Report every line of the material below that contains the word "bedroom", copying each one in full.

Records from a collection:
◆ ◆ ◆ ◆ ◆
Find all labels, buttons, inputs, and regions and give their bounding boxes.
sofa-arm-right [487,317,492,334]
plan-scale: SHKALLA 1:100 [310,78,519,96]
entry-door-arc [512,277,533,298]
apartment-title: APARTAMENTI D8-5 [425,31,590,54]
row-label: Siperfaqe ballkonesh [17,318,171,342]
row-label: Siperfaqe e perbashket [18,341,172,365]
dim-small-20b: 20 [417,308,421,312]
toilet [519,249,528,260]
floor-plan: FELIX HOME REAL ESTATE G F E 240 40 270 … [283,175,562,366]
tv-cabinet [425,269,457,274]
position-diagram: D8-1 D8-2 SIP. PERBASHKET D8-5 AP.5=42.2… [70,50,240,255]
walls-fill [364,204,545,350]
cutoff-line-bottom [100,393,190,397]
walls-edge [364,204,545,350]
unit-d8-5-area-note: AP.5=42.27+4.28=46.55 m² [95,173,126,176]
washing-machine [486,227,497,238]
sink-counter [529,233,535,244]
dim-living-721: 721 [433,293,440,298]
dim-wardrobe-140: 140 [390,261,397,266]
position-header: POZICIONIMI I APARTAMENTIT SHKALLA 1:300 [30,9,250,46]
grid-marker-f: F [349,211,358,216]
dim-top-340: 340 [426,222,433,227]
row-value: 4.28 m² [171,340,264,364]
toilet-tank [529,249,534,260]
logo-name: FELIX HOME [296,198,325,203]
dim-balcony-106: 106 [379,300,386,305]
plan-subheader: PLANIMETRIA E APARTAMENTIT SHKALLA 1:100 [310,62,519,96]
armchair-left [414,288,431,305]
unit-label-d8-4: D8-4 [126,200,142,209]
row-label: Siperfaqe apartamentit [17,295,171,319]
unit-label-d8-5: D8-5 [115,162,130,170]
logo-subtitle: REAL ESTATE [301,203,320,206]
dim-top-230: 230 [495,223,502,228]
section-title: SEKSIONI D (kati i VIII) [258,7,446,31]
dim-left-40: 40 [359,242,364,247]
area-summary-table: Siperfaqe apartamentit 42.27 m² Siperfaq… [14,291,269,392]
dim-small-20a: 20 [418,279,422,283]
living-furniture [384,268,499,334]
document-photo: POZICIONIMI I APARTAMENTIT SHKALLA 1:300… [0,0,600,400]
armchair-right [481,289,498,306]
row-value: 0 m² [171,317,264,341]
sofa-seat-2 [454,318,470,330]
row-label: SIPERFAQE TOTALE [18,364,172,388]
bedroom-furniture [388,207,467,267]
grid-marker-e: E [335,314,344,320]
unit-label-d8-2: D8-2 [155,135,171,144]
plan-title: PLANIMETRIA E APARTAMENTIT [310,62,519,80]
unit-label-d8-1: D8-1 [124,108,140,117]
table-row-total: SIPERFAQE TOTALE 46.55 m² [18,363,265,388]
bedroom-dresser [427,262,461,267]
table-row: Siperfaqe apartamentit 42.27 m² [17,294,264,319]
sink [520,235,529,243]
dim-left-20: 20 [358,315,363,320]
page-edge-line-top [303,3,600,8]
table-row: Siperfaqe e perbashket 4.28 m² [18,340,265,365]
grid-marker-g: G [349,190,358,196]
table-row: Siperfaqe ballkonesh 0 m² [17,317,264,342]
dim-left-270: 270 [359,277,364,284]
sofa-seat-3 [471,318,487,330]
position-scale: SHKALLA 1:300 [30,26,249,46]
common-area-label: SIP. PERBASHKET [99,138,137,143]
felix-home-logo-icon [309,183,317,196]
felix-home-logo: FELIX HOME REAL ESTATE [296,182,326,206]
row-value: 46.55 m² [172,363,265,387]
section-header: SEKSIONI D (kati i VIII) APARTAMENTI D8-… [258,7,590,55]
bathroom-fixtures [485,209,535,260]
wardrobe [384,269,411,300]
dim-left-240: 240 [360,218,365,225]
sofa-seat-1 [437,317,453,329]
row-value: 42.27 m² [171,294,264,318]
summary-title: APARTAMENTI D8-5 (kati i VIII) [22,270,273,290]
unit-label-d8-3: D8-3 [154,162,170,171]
◆ ◆ ◆ ◆ ◆
Exercise result
bedroom-furniture [388,207,467,267]
bedroom-dresser [427,262,461,267]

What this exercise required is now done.